What to do ▸ Repeat all of the records verbatim.

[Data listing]
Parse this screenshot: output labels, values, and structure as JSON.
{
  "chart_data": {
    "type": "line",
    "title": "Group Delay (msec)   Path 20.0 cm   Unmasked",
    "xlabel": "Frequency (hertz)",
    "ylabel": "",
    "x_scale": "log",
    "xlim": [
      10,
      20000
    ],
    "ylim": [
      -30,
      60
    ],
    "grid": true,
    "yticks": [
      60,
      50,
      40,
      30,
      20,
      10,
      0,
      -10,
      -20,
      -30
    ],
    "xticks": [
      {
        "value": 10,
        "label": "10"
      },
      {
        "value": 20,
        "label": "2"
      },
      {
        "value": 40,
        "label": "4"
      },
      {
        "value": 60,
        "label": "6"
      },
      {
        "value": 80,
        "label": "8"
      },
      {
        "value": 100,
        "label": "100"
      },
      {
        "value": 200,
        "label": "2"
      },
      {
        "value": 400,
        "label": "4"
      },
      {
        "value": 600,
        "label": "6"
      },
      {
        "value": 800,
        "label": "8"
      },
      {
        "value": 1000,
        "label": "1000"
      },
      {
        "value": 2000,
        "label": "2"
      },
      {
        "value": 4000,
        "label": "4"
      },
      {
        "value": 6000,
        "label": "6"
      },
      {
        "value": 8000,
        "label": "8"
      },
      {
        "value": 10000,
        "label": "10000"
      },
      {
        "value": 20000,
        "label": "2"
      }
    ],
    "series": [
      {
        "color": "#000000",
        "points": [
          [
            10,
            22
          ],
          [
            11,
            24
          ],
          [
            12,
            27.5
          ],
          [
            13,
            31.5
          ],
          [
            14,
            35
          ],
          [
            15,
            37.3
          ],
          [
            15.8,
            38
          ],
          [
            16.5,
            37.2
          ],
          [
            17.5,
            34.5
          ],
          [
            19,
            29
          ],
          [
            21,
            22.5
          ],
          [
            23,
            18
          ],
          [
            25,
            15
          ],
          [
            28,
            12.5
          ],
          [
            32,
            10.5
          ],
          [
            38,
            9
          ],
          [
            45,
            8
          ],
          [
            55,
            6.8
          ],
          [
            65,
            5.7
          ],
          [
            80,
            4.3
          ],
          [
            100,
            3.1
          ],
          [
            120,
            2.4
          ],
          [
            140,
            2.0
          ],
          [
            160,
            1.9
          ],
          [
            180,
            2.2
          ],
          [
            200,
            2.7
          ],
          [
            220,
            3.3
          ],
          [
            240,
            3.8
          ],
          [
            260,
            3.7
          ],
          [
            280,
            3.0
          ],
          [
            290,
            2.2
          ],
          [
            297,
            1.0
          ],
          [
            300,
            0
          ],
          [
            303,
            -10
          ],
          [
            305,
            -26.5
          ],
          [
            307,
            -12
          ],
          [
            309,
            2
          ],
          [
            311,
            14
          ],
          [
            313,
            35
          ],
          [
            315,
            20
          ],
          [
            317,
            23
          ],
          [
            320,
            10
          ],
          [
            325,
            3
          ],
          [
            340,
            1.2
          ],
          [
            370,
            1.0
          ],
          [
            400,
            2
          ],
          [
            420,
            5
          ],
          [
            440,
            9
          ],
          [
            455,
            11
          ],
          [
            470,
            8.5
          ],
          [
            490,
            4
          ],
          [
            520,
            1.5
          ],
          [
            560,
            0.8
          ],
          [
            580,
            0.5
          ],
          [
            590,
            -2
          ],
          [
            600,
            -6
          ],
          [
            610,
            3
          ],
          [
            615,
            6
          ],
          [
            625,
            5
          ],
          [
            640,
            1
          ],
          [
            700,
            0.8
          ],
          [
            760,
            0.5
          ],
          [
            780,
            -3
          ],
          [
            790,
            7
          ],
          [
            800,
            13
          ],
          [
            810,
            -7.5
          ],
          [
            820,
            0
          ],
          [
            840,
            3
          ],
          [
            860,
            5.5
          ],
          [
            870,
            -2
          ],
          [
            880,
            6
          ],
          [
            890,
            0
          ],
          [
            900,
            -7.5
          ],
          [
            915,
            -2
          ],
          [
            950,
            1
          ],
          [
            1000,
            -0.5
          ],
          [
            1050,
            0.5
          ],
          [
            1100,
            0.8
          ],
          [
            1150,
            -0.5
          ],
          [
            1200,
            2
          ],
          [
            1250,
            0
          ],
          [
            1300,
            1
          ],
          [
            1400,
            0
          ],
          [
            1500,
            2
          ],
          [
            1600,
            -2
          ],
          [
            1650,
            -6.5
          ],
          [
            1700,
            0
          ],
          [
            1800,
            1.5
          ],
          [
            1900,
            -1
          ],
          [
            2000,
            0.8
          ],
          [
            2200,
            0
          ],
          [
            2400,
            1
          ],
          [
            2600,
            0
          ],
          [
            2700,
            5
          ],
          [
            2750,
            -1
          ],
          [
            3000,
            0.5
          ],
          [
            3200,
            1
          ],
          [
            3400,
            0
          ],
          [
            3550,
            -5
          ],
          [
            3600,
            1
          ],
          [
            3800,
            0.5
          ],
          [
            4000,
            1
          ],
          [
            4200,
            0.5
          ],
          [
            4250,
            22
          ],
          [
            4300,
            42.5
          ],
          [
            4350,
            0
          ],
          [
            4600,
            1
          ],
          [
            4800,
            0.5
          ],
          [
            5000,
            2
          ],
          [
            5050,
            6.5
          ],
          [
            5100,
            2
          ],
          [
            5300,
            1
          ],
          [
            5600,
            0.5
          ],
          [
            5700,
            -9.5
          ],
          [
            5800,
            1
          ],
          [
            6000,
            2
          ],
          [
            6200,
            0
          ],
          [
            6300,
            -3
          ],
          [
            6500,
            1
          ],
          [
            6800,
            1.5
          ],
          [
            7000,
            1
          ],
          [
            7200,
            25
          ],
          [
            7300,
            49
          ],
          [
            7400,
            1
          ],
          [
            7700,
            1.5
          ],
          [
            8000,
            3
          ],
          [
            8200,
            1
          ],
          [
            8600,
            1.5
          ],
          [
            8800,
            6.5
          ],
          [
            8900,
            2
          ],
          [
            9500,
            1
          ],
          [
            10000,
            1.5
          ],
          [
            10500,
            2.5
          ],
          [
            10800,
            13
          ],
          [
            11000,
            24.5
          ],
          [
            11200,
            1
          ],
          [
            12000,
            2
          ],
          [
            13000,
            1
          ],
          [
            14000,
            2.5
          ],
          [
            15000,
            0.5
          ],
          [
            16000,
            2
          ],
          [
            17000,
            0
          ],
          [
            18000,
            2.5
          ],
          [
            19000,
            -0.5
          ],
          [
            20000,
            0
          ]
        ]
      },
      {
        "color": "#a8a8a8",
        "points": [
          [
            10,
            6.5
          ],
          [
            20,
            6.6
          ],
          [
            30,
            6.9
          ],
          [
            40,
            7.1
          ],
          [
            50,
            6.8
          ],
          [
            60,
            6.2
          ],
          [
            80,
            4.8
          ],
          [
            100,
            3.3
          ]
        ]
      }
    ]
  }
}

The answer ▸
Parse this screenshot: output labels, values, and structure as JSON.
{
  "chart_data": {
    "type": "line",
    "title": "Group Delay (msec)   Path 20.0 cm   Unmasked",
    "xlabel": "Frequency (hertz)",
    "ylabel": "",
    "x_scale": "log",
    "xlim": [
      10,
      20000
    ],
    "ylim": [
      -30,
      60
    ],
    "grid": true,
    "yticks": [
      60,
      50,
      40,
      30,
      20,
      10,
      0,
      -10,
      -20,
      -30
    ],
    "xticks": [
      {
        "value": 10,
        "label": "10"
      },
      {
        "value": 20,
        "label": "2"
      },
      {
        "value": 40,
        "label": "4"
      },
      {
        "value": 60,
        "label": "6"
      },
      {
        "value": 80,
        "label": "8"
      },
      {
        "value": 100,
        "label": "100"
      },
      {
        "value": 200,
        "label": "2"
      },
      {
        "value": 400,
        "label": "4"
      },
      {
        "value": 600,
        "label": "6"
      },
      {
        "value": 800,
        "label": "8"
      },
      {
        "value": 1000,
        "label": "1000"
      },
      {
        "value": 2000,
        "label": "2"
      },
      {
        "value": 4000,
        "label": "4"
      },
      {
        "value": 6000,
        "label": "6"
      },
      {
        "value": 8000,
        "label": "8"
      },
      {
        "value": 10000,
        "label": "10000"
      },
      {
        "value": 20000,
        "label": "2"
      }
    ],
    "series": [
      {
        "color": "#000000",
        "points": [
          [
            10,
            22
          ],
          [
            11,
            24
          ],
          [
            12,
            27.5
          ],
          [
            13,
            31.5
          ],
          [
            14,
            35
          ],
          [
            15,
            37.3
          ],
          [
            15.8,
            38
          ],
          [
            16.5,
            37.2
          ],
          [
            17.5,
            34.5
          ],
          [
            19,
            29
          ],
          [
            21,
            22.5
          ],
          [
            23,
            18
          ],
          [
            25,
            15
          ],
          [
            28,
            12.5
          ],
          [
            32,
            10.5
          ],
          [
            38,
            9
          ],
          [
            45,
            8
          ],
          [
            55,
            6.8
          ],
          [
            65,
            5.7
          ],
          [
            80,
            4.3
          ],
          [
            100,
            3.1
          ],
          [
            120,
            2.4
          ],
          [
            140,
            2.0
          ],
          [
            160,
            1.9
          ],
          [
            180,
            2.2
          ],
          [
            200,
            2.7
          ],
          [
            220,
            3.3
          ],
          [
            240,
            3.8
          ],
          [
            260,
            3.7
          ],
          [
            280,
            3.0
          ],
          [
            290,
            2.2
          ],
          [
            297,
            1.0
          ],
          [
            300,
            0
          ],
          [
            303,
            -10
          ],
          [
            305,
            -26.5
          ],
          [
            307,
            -12
          ],
          [
            309,
            2
          ],
          [
            311,
            14
          ],
          [
            313,
            35
          ],
          [
            315,
            20
          ],
          [
            317,
            23
          ],
          [
            320,
            10
          ],
          [
            325,
            3
          ],
          [
            340,
            1.2
          ],
          [
            370,
            1.0
          ],
          [
            400,
            2
          ],
          [
            420,
            5
          ],
          [
            440,
            9
          ],
          [
            455,
            11
          ],
          [
            470,
            8.5
          ],
          [
            490,
            4
          ],
          [
            520,
            1.5
          ],
          [
            560,
            0.8
          ],
          [
            580,
            0.5
          ],
          [
            590,
            -2
          ],
          [
            600,
            -6
          ],
          [
            610,
            3
          ],
          [
            615,
            6
          ],
          [
            625,
            5
          ],
          [
            640,
            1
          ],
          [
            700,
            0.8
          ],
          [
            760,
            0.5
          ],
          [
            780,
            -3
          ],
          [
            790,
            7
          ],
          [
            800,
            13
          ],
          [
            810,
            -7.5
          ],
          [
            820,
            0
          ],
          [
            840,
            3
          ],
          [
            860,
            5.5
          ],
          [
            870,
            -2
          ],
          [
            880,
            6
          ],
          [
            890,
            0
          ],
          [
            900,
            -7.5
          ],
          [
            915,
            -2
          ],
          [
            950,
            1
          ],
          [
            1000,
            -0.5
          ],
          [
            1050,
            0.5
          ],
          [
            1100,
            0.8
          ],
          [
            1150,
            -0.5
          ],
          [
            1200,
            2
          ],
          [
            1250,
            0
          ],
          [
            1300,
            1
          ],
          [
            1400,
            0
          ],
          [
            1500,
            2
          ],
          [
            1600,
            -2
          ],
          [
            1650,
            -6.5
          ],
          [
            1700,
            0
          ],
          [
            1800,
            1.5
          ],
          [
            1900,
            -1
          ],
          [
            2000,
            0.8
          ],
          [
            2200,
            0
          ],
          [
            2400,
            1
          ],
          [
            2600,
            0
          ],
          [
            2700,
            5
          ],
          [
            2750,
            -1
          ],
          [
            3000,
            0.5
          ],
          [
            3200,
            1
          ],
          [
            3400,
            0
          ],
          [
            3550,
            -5
          ],
          [
            3600,
            1
          ],
          [
            3800,
            0.5
          ],
          [
            4000,
            1
          ],
          [
            4200,
            0.5
          ],
          [
            4250,
            22
          ],
          [
            4300,
            42.5
          ],
          [
            4350,
            0
          ],
          [
            4600,
            1
          ],
          [
            4800,
            0.5
          ],
          [
            5000,
            2
          ],
          [
            5050,
            6.5
          ],
          [
            5100,
            2
          ],
          [
            5300,
            1
          ],
          [
            5600,
            0.5
          ],
          [
            5700,
            -9.5
          ],
          [
            5800,
            1
          ],
          [
            6000,
            2
          ],
          [
            6200,
            0
          ],
          [
            6300,
            -3
          ],
          [
            6500,
            1
          ],
          [
            6800,
            1.5
          ],
          [
            7000,
            1
          ],
          [
            7200,
            25
          ],
          [
            7300,
            49
          ],
          [
            7400,
            1
          ],
          [
            7700,
            1.5
          ],
          [
            8000,
            3
          ],
          [
            8200,
            1
          ],
          [
            8600,
            1.5
          ],
          [
            8800,
            6.5
          ],
          [
            8900,
            2
          ],
          [
            9500,
            1
          ],
          [
            10000,
            1.5
          ],
          [
            10500,
            2.5
          ],
          [
            10800,
            13
          ],
          [
            11000,
            24.5
          ],
          [
            11200,
            1
          ],
          [
            12000,
            2
          ],
          [
            13000,
            1
          ],
          [
            14000,
            2.5
          ],
          [
            15000,
            0.5
          ],
          [
            16000,
            2
          ],
          [
            17000,
            0
          ],
          [
            18000,
            2.5
          ],
          [
            19000,
            -0.5
          ],
          [
            20000,
            0
          ]
        ]
      },
      {
        "color": "#a8a8a8",
        "points": [
          [
            10,
            6.5
          ],
          [
            20,
            6.6
          ],
          [
            30,
            6.9
          ],
          [
            40,
            7.1
          ],
          [
            50,
            6.8
          ],
          [
            60,
            6.2
          ],
          [
            80,
            4.8
          ],
          [
            100,
            3.3
          ]
        ]
      }
    ]
  }
}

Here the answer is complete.